## GIVEN EXERCISE
Transcribe every line, keeping it exact.

------ GIVEN DATA ------

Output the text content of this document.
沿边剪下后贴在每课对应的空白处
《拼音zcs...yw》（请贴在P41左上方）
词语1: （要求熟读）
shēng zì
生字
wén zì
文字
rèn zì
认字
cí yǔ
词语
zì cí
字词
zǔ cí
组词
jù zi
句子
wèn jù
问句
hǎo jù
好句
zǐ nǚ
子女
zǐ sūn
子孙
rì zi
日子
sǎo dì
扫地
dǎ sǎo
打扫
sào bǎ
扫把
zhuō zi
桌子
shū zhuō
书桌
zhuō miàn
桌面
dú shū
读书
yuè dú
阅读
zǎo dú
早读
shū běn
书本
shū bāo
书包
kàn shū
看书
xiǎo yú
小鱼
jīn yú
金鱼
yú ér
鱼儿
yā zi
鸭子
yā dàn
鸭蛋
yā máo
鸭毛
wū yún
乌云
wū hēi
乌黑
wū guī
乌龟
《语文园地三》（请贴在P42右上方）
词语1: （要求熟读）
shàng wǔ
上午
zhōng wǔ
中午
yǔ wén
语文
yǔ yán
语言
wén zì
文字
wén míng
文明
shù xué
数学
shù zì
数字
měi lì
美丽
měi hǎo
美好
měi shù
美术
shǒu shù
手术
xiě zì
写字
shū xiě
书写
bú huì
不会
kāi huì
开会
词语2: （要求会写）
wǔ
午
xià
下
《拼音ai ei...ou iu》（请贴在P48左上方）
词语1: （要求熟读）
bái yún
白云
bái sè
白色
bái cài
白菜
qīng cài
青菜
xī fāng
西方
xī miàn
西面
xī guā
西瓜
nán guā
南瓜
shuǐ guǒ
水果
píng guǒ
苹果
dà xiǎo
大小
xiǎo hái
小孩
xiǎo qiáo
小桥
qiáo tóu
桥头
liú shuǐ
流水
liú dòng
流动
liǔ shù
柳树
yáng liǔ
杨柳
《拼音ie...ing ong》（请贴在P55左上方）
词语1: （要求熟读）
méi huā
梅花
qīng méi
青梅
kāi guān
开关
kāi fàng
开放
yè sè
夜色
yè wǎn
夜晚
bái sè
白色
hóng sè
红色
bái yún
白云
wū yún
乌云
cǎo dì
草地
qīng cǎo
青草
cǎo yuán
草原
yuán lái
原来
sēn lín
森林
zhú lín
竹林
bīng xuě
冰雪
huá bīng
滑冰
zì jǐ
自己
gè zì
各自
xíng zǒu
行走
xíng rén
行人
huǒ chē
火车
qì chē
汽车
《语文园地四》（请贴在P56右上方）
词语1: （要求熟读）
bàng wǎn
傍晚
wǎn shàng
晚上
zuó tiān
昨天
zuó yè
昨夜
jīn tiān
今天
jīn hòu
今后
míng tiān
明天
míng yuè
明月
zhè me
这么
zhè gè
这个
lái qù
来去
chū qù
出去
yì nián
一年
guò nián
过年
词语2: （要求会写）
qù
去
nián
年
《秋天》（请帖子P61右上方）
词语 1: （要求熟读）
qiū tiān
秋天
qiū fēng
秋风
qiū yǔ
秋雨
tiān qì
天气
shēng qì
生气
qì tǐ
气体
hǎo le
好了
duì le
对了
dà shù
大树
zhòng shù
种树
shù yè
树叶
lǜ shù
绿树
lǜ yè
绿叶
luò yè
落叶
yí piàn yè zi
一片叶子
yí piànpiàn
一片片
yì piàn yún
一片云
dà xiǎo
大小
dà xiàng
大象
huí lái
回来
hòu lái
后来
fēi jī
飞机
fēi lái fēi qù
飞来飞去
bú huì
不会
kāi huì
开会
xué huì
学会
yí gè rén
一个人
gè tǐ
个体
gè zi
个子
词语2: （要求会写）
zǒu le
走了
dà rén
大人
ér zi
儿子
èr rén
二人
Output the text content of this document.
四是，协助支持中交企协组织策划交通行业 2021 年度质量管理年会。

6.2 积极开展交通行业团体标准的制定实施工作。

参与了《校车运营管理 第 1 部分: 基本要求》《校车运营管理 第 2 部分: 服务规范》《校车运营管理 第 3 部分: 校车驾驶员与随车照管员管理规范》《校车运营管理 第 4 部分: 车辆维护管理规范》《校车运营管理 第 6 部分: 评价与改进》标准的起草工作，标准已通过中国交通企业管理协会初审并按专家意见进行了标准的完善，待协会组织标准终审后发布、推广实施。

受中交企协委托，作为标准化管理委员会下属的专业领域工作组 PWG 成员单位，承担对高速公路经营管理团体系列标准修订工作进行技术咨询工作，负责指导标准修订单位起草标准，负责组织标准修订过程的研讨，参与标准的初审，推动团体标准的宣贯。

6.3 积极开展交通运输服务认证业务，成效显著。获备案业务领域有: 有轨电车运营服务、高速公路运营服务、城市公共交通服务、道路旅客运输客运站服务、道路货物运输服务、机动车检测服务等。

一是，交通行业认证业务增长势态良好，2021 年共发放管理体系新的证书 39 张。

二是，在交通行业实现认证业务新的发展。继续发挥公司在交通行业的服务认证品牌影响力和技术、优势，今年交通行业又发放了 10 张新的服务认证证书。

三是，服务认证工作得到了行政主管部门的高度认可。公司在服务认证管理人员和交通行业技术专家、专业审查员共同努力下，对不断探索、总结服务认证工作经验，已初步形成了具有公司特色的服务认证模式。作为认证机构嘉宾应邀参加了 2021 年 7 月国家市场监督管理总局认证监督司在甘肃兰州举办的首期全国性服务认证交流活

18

------

## RESPONSE
Output the text content of this document.
沿边剪下后贴在每课对应的空白处
《拼音zcs...yw》（请贴在P41左上方）
词语1: （要求熟读）
shēng zì
生字
wén zì
文字
rèn zì
认字
cí yǔ
词语
zì cí
字词
zǔ cí
组词
jù zi
句子
wèn jù
问句
hǎo jù
好句
zǐ nǚ
子女
zǐ sūn
子孙
rì zi
日子
sǎo dì
扫地
dǎ sǎo
打扫
sào bǎ
扫把
zhuō zi
桌子
shū zhuō
书桌
zhuō miàn
桌面
dú shū
读书
yuè dú
阅读
zǎo dú
早读
shū běn
书本
shū bāo
书包
kàn shū
看书
xiǎo yú
小鱼
jīn yú
金鱼
yú ér
鱼儿
yā zi
鸭子
yā dàn
鸭蛋
yā máo
鸭毛
wū yún
乌云
wū hēi
乌黑
wū guī
乌龟
《语文园地三》（请贴在P42右上方）
词语1: （要求熟读）
shàng wǔ
上午
zhōng wǔ
中午
yǔ wén
语文
yǔ yán
语言
wén zì
文字
wén míng
文明
shù xué
数学
shù zì
数字
měi lì
美丽
měi hǎo
美好
měi shù
美术
shǒu shù
手术
xiě zì
写字
shū xiě
书写
bú huì
不会
kāi huì
开会
词语2: （要求会写）
wǔ
午
xià
下
《拼音ai ei...ou iu》（请贴在P48左上方）
词语1: （要求熟读）
bái yún
白云
bái sè
白色
bái cài
白菜
qīng cài
青菜
xī fāng
西方
xī miàn
西面
xī guā
西瓜
nán guā
南瓜
shuǐ guǒ
水果
píng guǒ
苹果
dà xiǎo
大小
xiǎo hái
小孩
xiǎo qiáo
小桥
qiáo tóu
桥头
liú shuǐ
流水
liú dòng
流动
liǔ shù
柳树
yáng liǔ
杨柳
《拼音ie...ing ong》（请贴在P55左上方）
词语1: （要求熟读）
méi huā
梅花
qīng méi
青梅
kāi guān
开关
kāi fàng
开放
yè sè
夜色
yè wǎn
夜晚
bái sè
白色
hóng sè
红色
bái yún
白云
wū yún
乌云
cǎo dì
草地
qīng cǎo
青草
cǎo yuán
草原
yuán lái
原来
sēn lín
森林
zhú lín
竹林
bīng xuě
冰雪
huá bīng
滑冰
zì jǐ
自己
gè zì
各自
xíng zǒu
行走
xíng rén
行人
huǒ chē
火车
qì chē
汽车
《语文园地四》（请贴在P56右上方）
词语1: （要求熟读）
bàng wǎn
傍晚
wǎn shàng
晚上
zuó tiān
昨天
zuó yè
昨夜
jīn tiān
今天
jīn hòu
今后
míng tiān
明天
míng yuè
明月
zhè me
这么
zhè gè
这个
lái qù
来去
chū qù
出去
yì nián
一年
guò nián
过年
词语2: （要求会写）
qù
去
nián
年
《秋天》（请帖子P61右上方）
词语 1: （要求熟读）
qiū tiān
秋天
qiū fēng
秋风
qiū yǔ
秋雨
tiān qì
天气
shēng qì
生气
qì tǐ
气体
hǎo le
好了
duì le
对了
dà shù
大树
zhòng shù
种树
shù yè
树叶
lǜ shù
绿树
lǜ yè
绿叶
luò yè
落叶
yí piàn yè zi
一片叶子
yí piànpiàn
一片片
yì piàn yún
一片云
dà xiǎo
大小
dà xiàng
大象
huí lái
回来
hòu lái
后来
fēi jī
飞机
fēi lái fēi qù
飞来飞去
bú huì
不会
kāi huì
开会
xué huì
学会
yí gè rén
一个人
gè tǐ
个体
gè zi
个子
词语2: （要求会写）
zǒu le
走了
dà rén
大人
ér zi
儿子
èr rén
二人
Output the text content of this document.
四是，协助支持中交企协组织策划交通行业 2021 年度质量管理年会。

6.2 积极开展交通行业团体标准的制定实施工作。

参与了《校车运营管理 第 1 部分: 基本要求》《校车运营管理 第 2 部分: 服务规范》《校车运营管理 第 3 部分: 校车驾驶员与随车照管员管理规范》《校车运营管理 第 4 部分: 车辆维护管理规范》《校车运营管理 第 6 部分: 评价与改进》标准的起草工作，标准已通过中国交通企业管理协会初审并按专家意见进行了标准的完善，待协会组织标准终审后发布、推广实施。

受中交企协委托，作为标准化管理委员会下属的专业领域工作组 PWG 成员单位，承担对高速公路经营管理团体系列标准修订工作进行技术咨询工作，负责指导标准修订单位起草标准，负责组织标准修订过程的研讨，参与标准的初审，推动团体标准的宣贯。

6.3 积极开展交通运输服务认证业务，成效显著。获备案业务领域有: 有轨电车运营服务、高速公路运营服务、城市公共交通服务、道路旅客运输客运站服务、道路货物运输服务、机动车检测服务等。

一是，交通行业认证业务增长势态良好，2021 年共发放管理体系新的证书 39 张。

二是，在交通行业实现认证业务新的发展。继续发挥公司在交通行业的服务认证品牌影响力和技术、优势，今年交通行业又发放了 10 张新的服务认证证书。

三是，服务认证工作得到了行政主管部门的高度认可。公司在服务认证管理人员和交通行业技术专家、专业审查员共同努力下，对不断探索、总结服务认证工作经验，已初步形成了具有公司特色的服务认证模式。作为认证机构嘉宾应邀参加了 2021 年 7 月国家市场监督管理总局认证监督司在甘肃兰州举办的首期全国性服务认证交流活

18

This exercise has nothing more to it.